_Exercise instructions_
Gather, from the data below, each line in which the word "HEAVY" occurs.

Dataset items:
.....
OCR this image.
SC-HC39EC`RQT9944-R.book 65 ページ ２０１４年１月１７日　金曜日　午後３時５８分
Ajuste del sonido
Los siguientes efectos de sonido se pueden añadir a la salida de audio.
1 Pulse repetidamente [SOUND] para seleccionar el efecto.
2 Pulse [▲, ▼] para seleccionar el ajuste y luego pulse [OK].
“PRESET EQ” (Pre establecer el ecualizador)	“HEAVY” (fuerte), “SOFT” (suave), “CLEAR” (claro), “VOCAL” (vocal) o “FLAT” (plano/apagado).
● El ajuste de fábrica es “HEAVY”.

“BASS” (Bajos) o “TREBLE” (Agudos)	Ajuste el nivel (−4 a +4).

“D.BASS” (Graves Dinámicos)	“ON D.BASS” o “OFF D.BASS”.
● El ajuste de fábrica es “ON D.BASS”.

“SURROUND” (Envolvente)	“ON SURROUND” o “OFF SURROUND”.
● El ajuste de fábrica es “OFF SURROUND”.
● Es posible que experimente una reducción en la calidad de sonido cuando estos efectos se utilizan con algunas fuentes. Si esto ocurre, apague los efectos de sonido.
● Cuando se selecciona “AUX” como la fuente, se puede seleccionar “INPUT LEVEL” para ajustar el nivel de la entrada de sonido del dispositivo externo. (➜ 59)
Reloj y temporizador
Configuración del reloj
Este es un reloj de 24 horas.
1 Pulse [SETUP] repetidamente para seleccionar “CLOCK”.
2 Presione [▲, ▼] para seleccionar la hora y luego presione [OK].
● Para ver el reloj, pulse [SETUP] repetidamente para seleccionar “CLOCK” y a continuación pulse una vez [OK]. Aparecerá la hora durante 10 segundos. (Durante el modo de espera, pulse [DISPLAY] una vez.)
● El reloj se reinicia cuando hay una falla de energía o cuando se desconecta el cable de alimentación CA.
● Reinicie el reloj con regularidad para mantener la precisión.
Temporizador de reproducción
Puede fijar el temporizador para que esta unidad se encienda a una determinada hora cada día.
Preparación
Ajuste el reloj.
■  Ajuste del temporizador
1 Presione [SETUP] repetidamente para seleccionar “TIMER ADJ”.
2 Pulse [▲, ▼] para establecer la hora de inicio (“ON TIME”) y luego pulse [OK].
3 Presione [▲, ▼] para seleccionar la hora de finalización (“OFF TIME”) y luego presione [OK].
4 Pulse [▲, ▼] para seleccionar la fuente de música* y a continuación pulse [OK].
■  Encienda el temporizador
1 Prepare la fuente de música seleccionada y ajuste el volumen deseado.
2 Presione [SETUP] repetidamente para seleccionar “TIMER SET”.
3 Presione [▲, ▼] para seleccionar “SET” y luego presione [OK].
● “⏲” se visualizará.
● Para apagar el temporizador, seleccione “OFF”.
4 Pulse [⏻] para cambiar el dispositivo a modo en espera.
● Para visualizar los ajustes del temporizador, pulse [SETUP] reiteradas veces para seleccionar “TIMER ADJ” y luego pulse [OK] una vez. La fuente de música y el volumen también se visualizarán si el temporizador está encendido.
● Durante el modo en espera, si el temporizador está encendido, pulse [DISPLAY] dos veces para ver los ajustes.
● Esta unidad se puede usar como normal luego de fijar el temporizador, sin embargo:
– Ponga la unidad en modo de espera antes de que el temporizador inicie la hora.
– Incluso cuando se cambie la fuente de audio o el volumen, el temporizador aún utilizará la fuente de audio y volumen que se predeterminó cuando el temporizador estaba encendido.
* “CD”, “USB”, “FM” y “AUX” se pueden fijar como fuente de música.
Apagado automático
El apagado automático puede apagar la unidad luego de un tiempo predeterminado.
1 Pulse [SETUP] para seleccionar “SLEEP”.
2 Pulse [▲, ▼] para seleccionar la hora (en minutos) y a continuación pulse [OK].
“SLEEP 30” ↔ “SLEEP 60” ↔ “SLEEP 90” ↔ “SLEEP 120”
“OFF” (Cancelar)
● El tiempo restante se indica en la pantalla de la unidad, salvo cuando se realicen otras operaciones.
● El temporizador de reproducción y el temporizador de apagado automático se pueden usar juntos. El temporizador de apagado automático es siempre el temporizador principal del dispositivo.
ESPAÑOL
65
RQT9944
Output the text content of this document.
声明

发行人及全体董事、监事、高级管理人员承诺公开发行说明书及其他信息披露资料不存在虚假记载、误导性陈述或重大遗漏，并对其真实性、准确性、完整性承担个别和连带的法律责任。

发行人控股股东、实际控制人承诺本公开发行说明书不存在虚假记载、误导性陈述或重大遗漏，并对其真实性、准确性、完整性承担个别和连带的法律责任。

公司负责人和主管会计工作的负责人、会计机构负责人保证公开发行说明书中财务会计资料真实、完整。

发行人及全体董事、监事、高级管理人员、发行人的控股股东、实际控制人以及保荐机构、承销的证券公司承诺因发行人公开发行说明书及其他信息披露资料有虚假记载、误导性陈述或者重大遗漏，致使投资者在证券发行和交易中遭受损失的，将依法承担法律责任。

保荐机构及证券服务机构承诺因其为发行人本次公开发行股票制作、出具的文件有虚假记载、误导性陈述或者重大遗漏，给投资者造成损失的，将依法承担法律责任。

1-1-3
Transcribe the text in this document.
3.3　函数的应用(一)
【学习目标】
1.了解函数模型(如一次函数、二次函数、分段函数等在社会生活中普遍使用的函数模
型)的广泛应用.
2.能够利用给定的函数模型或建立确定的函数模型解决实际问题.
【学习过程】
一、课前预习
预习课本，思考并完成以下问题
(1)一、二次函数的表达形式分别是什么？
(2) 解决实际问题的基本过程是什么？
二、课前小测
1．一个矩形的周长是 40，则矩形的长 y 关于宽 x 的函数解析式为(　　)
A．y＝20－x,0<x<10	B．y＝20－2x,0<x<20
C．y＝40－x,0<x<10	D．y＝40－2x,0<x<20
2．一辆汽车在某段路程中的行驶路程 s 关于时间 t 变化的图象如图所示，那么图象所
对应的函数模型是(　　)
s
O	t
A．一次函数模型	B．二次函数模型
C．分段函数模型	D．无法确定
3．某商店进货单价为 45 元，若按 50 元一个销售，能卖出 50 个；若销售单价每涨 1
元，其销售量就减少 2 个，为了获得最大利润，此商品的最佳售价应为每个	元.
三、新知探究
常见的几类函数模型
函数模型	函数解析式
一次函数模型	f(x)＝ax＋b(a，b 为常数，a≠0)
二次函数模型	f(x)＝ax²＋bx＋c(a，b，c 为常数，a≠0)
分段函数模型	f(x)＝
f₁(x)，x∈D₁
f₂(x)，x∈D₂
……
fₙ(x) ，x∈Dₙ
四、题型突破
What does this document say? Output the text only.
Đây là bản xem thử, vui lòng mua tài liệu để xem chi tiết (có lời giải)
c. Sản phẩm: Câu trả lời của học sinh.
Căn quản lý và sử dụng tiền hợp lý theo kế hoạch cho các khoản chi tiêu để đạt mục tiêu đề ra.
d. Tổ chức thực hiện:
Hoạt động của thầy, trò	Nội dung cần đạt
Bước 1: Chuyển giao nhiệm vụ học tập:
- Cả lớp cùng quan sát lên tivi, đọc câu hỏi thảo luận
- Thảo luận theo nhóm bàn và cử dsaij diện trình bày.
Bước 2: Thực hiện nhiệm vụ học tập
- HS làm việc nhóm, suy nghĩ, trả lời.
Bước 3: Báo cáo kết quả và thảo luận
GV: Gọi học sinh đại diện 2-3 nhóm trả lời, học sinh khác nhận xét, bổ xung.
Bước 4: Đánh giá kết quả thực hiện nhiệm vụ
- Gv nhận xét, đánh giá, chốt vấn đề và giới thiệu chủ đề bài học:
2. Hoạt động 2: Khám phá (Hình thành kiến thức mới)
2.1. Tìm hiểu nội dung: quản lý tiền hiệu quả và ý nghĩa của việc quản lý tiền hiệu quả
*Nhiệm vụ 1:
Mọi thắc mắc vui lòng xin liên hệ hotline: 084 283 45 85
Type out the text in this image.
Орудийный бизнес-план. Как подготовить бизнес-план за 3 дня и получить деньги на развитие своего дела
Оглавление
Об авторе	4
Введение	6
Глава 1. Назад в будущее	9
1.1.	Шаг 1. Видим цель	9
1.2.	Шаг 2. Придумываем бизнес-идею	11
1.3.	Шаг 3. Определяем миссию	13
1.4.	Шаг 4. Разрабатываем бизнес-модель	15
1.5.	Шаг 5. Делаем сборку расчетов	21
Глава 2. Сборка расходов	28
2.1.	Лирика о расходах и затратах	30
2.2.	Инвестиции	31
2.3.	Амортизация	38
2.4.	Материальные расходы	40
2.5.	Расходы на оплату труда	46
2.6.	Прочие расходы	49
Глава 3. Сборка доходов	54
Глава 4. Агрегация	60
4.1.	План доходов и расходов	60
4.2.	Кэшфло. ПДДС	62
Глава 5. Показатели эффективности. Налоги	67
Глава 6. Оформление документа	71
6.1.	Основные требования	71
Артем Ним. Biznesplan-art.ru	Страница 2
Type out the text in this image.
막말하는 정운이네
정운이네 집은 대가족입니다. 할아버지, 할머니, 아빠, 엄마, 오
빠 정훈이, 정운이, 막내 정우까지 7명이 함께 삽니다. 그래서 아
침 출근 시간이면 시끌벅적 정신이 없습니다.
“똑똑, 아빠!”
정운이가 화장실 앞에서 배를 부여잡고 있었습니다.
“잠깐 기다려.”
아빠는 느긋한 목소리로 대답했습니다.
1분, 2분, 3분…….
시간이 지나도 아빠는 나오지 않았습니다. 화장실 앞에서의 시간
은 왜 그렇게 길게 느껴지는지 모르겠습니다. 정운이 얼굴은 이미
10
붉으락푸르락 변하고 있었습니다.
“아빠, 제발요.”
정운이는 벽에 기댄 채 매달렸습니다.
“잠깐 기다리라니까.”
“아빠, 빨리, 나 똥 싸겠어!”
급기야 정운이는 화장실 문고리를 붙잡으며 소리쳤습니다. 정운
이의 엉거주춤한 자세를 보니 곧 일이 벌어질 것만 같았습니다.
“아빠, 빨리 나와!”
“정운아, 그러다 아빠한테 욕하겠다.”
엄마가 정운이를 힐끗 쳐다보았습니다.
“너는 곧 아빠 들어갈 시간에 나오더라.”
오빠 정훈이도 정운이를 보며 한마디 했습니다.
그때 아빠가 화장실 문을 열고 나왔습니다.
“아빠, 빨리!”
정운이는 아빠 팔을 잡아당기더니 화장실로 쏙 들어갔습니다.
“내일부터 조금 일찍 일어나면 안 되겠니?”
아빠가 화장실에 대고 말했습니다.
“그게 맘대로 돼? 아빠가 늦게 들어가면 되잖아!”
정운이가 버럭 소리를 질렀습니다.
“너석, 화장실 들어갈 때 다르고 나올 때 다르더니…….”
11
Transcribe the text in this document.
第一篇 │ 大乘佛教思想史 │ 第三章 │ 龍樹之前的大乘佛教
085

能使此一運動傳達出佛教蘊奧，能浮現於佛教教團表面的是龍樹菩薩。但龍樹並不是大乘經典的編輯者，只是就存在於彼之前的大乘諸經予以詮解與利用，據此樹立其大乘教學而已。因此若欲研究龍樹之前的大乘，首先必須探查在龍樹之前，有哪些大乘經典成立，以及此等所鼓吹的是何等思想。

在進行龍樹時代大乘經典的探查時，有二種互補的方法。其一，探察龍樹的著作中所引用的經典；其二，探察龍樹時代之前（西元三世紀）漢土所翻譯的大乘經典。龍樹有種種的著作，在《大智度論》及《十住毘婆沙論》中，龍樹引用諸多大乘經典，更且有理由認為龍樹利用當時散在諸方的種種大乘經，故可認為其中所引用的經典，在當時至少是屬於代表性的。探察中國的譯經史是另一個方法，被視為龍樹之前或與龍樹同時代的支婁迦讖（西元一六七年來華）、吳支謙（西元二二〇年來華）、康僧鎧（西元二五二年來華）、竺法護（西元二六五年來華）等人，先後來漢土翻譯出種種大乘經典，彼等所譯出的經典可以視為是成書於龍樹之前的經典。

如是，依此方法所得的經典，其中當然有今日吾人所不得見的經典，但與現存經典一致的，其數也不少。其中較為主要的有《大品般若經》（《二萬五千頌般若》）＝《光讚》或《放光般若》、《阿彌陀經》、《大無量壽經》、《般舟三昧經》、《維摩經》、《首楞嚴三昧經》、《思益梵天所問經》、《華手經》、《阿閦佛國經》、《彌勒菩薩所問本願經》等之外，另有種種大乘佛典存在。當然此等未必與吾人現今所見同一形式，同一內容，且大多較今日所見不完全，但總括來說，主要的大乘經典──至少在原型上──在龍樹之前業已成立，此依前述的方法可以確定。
.....
_Reply to the task_
“PRESET EQ” (Pre establecer el ecualizador)	“HEAVY” (fuerte), “SOFT” (suave), “CLEAR” (claro), “VOCAL” (vocal) o “FLAT” (plano/apagado).
● El ajuste de fábrica es “HEAVY”.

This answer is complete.